» **PROBLEM DETAILS**
Reproduce all lines of the listing below in which the word "page" occurs.

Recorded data
* * * *
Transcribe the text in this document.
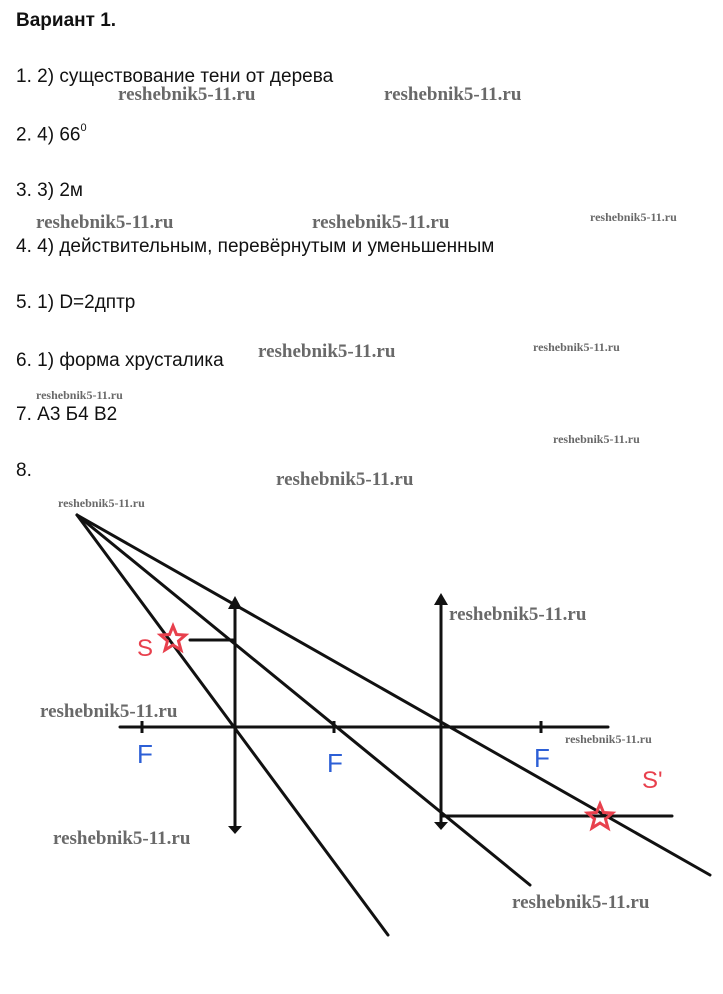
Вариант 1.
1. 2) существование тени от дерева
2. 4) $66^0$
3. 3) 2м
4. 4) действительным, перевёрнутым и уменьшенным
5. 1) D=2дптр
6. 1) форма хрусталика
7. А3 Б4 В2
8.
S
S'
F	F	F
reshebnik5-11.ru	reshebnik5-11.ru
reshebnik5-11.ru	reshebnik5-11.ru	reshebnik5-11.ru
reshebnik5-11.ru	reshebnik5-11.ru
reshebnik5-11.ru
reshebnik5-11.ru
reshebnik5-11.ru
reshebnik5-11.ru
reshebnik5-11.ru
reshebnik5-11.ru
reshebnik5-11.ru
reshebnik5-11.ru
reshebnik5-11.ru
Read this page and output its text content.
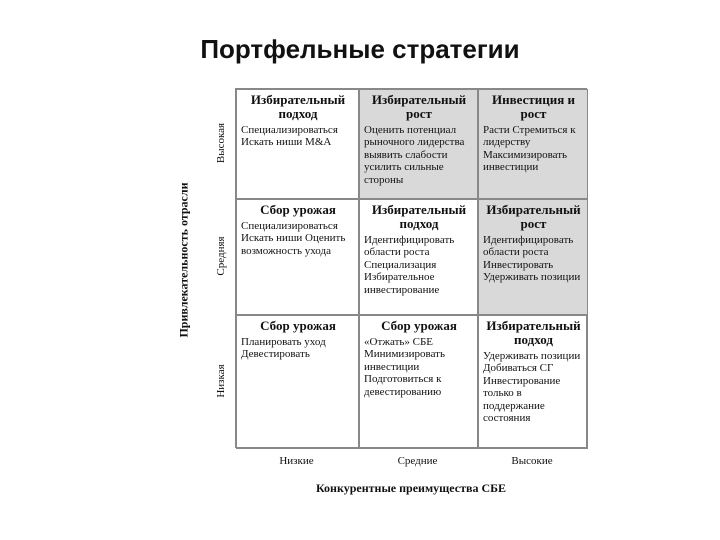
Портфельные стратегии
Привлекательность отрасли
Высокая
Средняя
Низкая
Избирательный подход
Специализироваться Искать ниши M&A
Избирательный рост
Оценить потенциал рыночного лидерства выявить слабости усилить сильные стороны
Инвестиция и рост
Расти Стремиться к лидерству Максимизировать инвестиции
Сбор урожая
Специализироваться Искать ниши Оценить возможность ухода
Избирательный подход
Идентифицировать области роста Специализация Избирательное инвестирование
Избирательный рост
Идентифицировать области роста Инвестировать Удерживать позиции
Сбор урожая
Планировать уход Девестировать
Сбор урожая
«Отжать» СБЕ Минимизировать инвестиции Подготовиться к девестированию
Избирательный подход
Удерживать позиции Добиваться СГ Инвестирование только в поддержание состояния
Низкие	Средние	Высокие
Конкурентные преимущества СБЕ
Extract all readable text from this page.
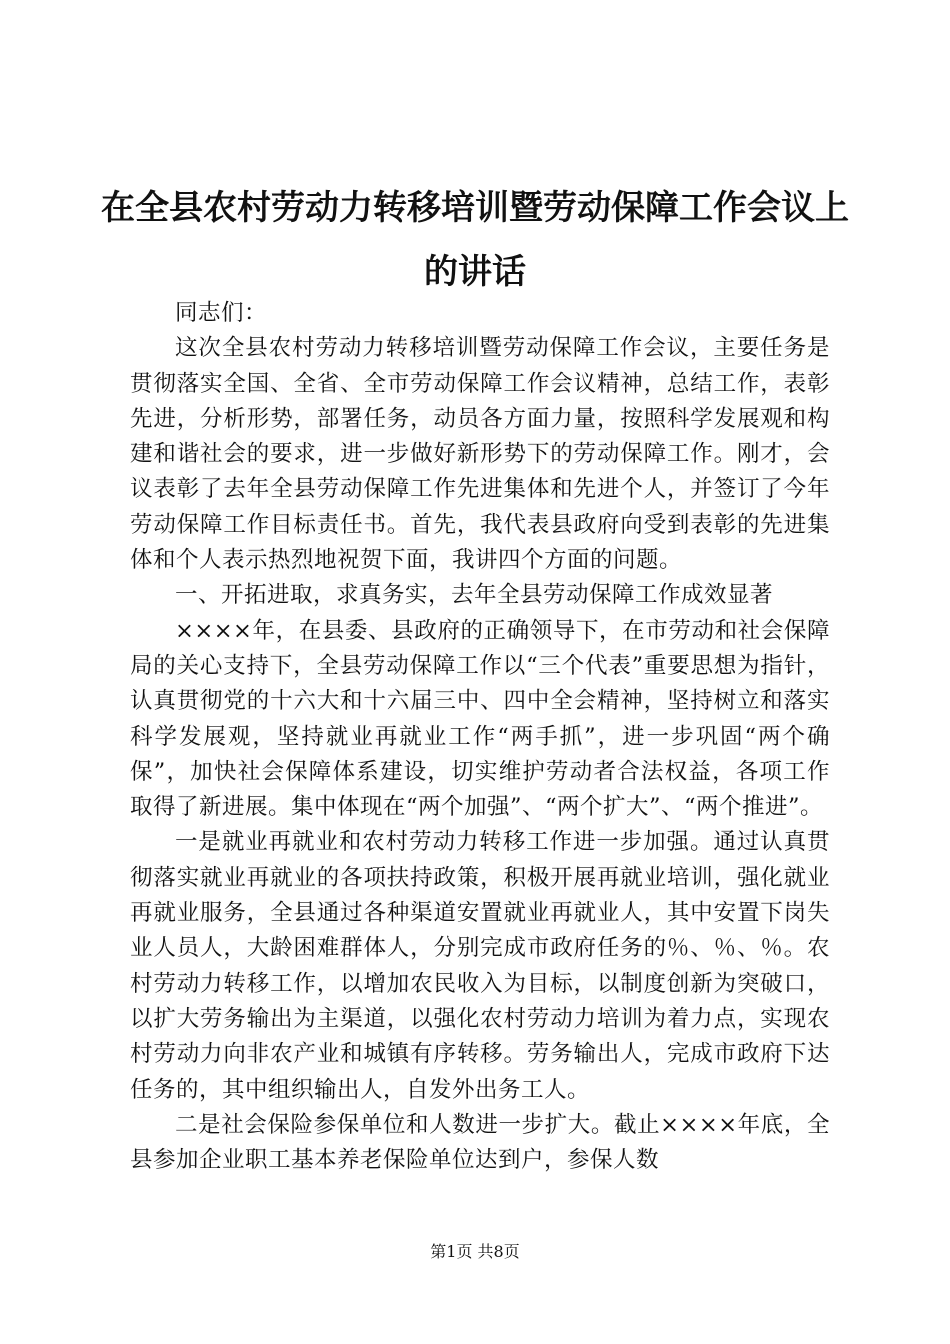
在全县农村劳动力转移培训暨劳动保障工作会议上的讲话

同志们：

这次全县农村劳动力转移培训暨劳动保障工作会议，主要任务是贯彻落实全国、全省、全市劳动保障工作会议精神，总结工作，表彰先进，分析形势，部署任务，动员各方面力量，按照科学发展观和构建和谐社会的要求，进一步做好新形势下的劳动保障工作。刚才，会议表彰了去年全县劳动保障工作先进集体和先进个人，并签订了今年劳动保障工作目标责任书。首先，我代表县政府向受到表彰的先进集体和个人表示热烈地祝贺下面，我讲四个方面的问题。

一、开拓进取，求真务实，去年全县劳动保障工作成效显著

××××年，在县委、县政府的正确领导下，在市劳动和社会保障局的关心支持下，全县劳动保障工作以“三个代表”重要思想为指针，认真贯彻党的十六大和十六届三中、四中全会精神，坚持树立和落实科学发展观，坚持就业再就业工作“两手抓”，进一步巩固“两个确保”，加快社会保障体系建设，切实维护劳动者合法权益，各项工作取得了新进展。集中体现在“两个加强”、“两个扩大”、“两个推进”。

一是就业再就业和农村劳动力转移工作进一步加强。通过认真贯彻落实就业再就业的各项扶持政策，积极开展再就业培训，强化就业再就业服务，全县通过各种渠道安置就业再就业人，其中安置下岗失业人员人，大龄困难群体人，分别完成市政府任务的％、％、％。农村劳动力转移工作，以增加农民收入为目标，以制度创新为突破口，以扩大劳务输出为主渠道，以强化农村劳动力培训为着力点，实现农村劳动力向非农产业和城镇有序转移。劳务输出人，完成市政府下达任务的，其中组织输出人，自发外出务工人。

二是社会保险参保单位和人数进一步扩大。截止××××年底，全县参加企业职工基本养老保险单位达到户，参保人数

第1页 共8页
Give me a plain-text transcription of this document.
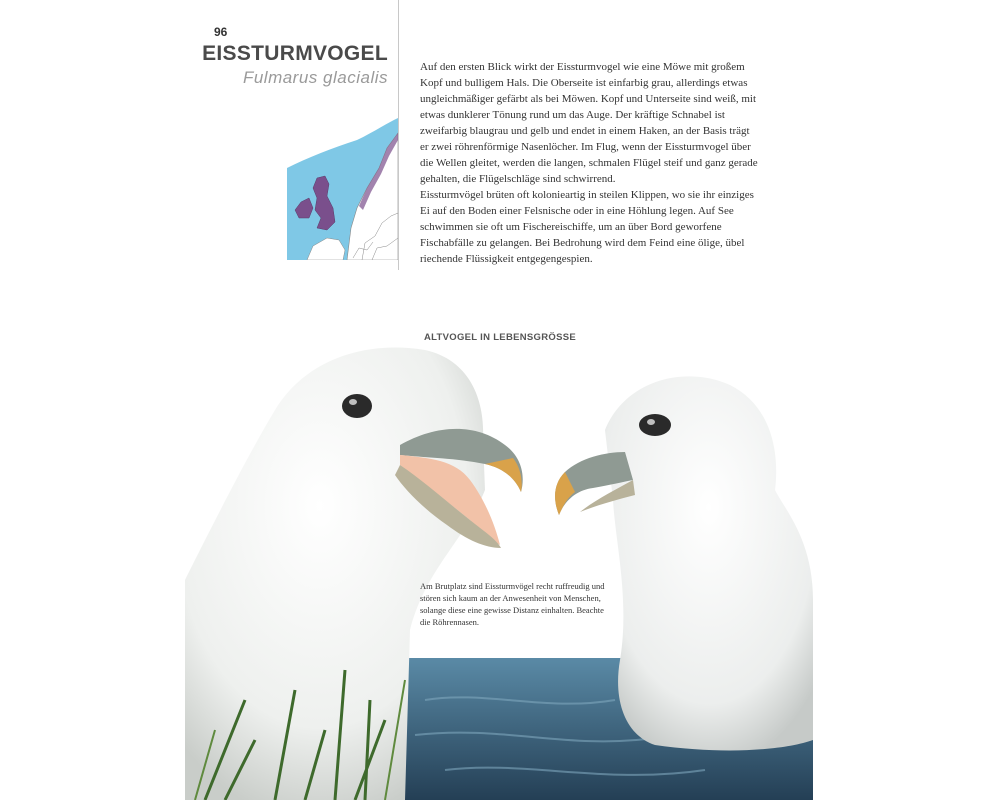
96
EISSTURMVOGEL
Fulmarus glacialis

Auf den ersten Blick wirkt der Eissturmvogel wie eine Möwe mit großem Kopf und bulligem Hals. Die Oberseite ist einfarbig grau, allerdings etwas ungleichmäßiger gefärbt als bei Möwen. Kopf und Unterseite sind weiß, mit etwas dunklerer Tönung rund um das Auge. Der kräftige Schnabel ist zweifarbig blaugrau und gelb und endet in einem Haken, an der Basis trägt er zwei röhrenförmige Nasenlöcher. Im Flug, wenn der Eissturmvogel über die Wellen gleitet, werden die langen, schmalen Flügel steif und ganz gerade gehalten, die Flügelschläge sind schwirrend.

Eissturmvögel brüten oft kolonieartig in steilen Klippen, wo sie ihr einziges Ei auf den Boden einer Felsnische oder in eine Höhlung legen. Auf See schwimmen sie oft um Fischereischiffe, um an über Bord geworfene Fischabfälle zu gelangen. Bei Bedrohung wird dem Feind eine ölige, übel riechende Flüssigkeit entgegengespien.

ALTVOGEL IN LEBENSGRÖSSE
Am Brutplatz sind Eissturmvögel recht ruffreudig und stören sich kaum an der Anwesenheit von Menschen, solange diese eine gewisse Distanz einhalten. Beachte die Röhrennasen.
* * * *
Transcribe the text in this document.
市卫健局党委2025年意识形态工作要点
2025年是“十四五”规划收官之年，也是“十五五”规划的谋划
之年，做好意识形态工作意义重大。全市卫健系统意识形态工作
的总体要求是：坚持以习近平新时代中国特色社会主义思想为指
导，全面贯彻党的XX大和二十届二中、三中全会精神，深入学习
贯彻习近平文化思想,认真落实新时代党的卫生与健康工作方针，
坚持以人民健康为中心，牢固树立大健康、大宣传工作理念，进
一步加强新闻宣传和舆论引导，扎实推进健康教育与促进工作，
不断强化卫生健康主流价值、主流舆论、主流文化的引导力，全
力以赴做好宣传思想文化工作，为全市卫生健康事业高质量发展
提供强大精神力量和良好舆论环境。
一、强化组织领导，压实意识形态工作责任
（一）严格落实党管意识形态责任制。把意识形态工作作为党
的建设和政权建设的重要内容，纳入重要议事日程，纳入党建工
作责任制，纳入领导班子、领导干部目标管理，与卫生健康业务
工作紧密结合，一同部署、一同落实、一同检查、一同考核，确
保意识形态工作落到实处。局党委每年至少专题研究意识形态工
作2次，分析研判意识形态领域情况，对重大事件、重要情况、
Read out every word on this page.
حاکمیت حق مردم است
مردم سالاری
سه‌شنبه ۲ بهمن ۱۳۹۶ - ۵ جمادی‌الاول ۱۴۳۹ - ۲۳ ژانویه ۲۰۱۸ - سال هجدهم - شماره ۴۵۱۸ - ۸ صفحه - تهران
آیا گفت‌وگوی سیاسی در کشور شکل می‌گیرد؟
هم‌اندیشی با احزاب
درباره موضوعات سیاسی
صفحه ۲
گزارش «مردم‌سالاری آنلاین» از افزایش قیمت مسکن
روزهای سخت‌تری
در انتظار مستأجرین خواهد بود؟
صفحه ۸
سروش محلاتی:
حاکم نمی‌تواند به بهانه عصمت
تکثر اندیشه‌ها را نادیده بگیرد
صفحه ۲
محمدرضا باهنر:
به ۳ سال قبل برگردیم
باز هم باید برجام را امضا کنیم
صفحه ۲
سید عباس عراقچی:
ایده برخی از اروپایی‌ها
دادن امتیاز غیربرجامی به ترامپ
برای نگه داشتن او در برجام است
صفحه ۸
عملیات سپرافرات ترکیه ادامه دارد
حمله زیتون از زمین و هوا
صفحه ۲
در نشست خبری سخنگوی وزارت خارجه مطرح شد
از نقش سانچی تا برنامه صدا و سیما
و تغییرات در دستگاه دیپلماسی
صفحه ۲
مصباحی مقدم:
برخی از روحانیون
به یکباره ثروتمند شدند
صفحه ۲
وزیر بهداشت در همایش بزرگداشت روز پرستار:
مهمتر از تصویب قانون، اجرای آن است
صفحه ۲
* * * *
» **COMPLETED TASK**
Read this page and output its text content.
Extract all readable text from this page.
Read out every word on this page.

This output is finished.